▸ Raw data
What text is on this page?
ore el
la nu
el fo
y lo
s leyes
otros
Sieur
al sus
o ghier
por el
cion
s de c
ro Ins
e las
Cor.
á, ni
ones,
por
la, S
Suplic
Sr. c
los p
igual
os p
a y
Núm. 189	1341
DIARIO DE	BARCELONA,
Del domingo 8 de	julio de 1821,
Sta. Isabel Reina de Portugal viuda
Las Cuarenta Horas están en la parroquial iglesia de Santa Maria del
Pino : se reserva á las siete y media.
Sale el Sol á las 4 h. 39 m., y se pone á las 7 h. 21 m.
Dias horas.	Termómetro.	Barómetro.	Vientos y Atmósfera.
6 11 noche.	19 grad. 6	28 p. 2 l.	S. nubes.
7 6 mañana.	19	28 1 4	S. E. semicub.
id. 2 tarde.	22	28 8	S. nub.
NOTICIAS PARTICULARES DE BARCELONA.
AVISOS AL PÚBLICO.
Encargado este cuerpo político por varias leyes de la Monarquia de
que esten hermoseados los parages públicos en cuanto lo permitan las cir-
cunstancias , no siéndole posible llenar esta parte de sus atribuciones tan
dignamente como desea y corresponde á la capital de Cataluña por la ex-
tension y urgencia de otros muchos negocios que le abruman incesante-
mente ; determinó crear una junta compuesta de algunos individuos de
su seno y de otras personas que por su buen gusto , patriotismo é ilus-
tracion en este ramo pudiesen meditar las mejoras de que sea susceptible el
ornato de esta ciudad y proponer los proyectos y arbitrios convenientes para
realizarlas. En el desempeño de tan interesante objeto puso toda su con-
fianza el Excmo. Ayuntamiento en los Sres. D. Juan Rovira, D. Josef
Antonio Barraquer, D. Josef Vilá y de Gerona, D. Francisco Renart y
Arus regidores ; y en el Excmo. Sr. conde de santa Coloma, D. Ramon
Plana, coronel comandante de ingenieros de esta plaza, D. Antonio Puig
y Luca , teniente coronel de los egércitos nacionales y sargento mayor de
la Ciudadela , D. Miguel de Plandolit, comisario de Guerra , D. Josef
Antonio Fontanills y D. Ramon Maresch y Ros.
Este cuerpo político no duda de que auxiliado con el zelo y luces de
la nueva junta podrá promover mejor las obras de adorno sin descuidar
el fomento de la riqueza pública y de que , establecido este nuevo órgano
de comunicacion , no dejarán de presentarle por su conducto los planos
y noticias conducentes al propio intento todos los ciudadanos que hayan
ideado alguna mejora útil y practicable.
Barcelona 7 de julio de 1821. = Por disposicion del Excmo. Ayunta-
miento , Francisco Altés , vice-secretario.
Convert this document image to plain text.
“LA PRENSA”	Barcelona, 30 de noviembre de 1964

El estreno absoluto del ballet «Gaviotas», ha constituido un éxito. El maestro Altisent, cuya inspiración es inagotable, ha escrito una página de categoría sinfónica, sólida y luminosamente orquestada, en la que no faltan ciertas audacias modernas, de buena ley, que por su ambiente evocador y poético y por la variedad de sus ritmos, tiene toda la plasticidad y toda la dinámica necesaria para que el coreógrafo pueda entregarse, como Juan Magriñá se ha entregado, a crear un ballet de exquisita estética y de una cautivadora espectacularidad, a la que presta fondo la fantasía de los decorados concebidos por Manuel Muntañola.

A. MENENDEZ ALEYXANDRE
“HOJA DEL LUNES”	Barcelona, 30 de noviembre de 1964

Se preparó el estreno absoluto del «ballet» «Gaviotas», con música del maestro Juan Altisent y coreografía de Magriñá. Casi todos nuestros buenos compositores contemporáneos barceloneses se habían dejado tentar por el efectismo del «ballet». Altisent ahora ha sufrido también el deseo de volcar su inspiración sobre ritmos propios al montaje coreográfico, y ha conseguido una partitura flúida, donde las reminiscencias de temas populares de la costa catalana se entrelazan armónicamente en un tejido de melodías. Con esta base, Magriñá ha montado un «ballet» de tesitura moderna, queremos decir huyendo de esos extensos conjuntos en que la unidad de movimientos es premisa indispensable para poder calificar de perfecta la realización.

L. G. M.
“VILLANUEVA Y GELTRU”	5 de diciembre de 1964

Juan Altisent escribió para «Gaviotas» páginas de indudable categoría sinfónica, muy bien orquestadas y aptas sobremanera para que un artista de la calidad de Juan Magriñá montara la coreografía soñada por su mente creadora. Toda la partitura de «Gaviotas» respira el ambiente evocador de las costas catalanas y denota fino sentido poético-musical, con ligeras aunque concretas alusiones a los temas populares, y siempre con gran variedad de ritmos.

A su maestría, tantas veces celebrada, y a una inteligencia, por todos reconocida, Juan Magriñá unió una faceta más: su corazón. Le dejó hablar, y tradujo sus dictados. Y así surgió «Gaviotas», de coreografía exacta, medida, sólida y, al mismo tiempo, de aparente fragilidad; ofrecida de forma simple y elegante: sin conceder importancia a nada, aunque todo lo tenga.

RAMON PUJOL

▸ What to produce
From the records above, extract every entry verbatim.

▸ Answer to the problem
What text is on this page?
ore el
la nu
el fo
y lo
s leyes
otros
Sieur
al sus
o ghier
por el
cion
s de c
ro Ins
e las
Cor.
á, ni
ones,
por
la, S
Suplic
Sr. c
los p
igual
os p
a y
Núm. 189	1341
DIARIO DE	BARCELONA,
Del domingo 8 de	julio de 1821,
Sta. Isabel Reina de Portugal viuda
Las Cuarenta Horas están en la parroquial iglesia de Santa Maria del
Pino : se reserva á las siete y media.
Sale el Sol á las 4 h. 39 m., y se pone á las 7 h. 21 m.
Dias horas.	Termómetro.	Barómetro.	Vientos y Atmósfera.
6 11 noche.	19 grad. 6	28 p. 2 l.	S. nubes.
7 6 mañana.	19	28 1 4	S. E. semicub.
id. 2 tarde.	22	28 8	S. nub.
NOTICIAS PARTICULARES DE BARCELONA.
AVISOS AL PÚBLICO.
Encargado este cuerpo político por varias leyes de la Monarquia de
que esten hermoseados los parages públicos en cuanto lo permitan las cir-
cunstancias , no siéndole posible llenar esta parte de sus atribuciones tan
dignamente como desea y corresponde á la capital de Cataluña por la ex-
tension y urgencia de otros muchos negocios que le abruman incesante-
mente ; determinó crear una junta compuesta de algunos individuos de
su seno y de otras personas que por su buen gusto , patriotismo é ilus-
tracion en este ramo pudiesen meditar las mejoras de que sea susceptible el
ornato de esta ciudad y proponer los proyectos y arbitrios convenientes para
realizarlas. En el desempeño de tan interesante objeto puso toda su con-
fianza el Excmo. Ayuntamiento en los Sres. D. Juan Rovira, D. Josef
Antonio Barraquer, D. Josef Vilá y de Gerona, D. Francisco Renart y
Arus regidores ; y en el Excmo. Sr. conde de santa Coloma, D. Ramon
Plana, coronel comandante de ingenieros de esta plaza, D. Antonio Puig
y Luca , teniente coronel de los egércitos nacionales y sargento mayor de
la Ciudadela , D. Miguel de Plandolit, comisario de Guerra , D. Josef
Antonio Fontanills y D. Ramon Maresch y Ros.
Este cuerpo político no duda de que auxiliado con el zelo y luces de
la nueva junta podrá promover mejor las obras de adorno sin descuidar
el fomento de la riqueza pública y de que , establecido este nuevo órgano
de comunicacion , no dejarán de presentarle por su conducto los planos
y noticias conducentes al propio intento todos los ciudadanos que hayan
ideado alguna mejora útil y practicable.
Barcelona 7 de julio de 1821. = Por disposicion del Excmo. Ayunta-
miento , Francisco Altés , vice-secretario.
Convert this document image to plain text.
“LA PRENSA”	Barcelona, 30 de noviembre de 1964

El estreno absoluto del ballet «Gaviotas», ha constituido un éxito. El maestro Altisent, cuya inspiración es inagotable, ha escrito una página de categoría sinfónica, sólida y luminosamente orquestada, en la que no faltan ciertas audacias modernas, de buena ley, que por su ambiente evocador y poético y por la variedad de sus ritmos, tiene toda la plasticidad y toda la dinámica necesaria para que el coreógrafo pueda entregarse, como Juan Magriñá se ha entregado, a crear un ballet de exquisita estética y de una cautivadora espectacularidad, a la que presta fondo la fantasía de los decorados concebidos por Manuel Muntañola.

A. MENENDEZ ALEYXANDRE
“HOJA DEL LUNES”	Barcelona, 30 de noviembre de 1964

Se preparó el estreno absoluto del «ballet» «Gaviotas», con música del maestro Juan Altisent y coreografía de Magriñá. Casi todos nuestros buenos compositores contemporáneos barceloneses se habían dejado tentar por el efectismo del «ballet». Altisent ahora ha sufrido también el deseo de volcar su inspiración sobre ritmos propios al montaje coreográfico, y ha conseguido una partitura flúida, donde las reminiscencias de temas populares de la costa catalana se entrelazan armónicamente en un tejido de melodías. Con esta base, Magriñá ha montado un «ballet» de tesitura moderna, queremos decir huyendo de esos extensos conjuntos en que la unidad de movimientos es premisa indispensable para poder calificar de perfecta la realización.

L. G. M.
“VILLANUEVA Y GELTRU”	5 de diciembre de 1964

Juan Altisent escribió para «Gaviotas» páginas de indudable categoría sinfónica, muy bien orquestadas y aptas sobremanera para que un artista de la calidad de Juan Magriñá montara la coreografía soñada por su mente creadora. Toda la partitura de «Gaviotas» respira el ambiente evocador de las costas catalanas y denota fino sentido poético-musical, con ligeras aunque concretas alusiones a los temas populares, y siempre con gran variedad de ritmos.

A su maestría, tantas veces celebrada, y a una inteligencia, por todos reconocida, Juan Magriñá unió una faceta más: su corazón. Le dejó hablar, y tradujo sus dictados. Y así surgió «Gaviotas», de coreografía exacta, medida, sólida y, al mismo tiempo, de aparente fragilidad; ofrecida de forma simple y elegante: sin conceder importancia a nada, aunque todo lo tenga.

RAMON PUJOL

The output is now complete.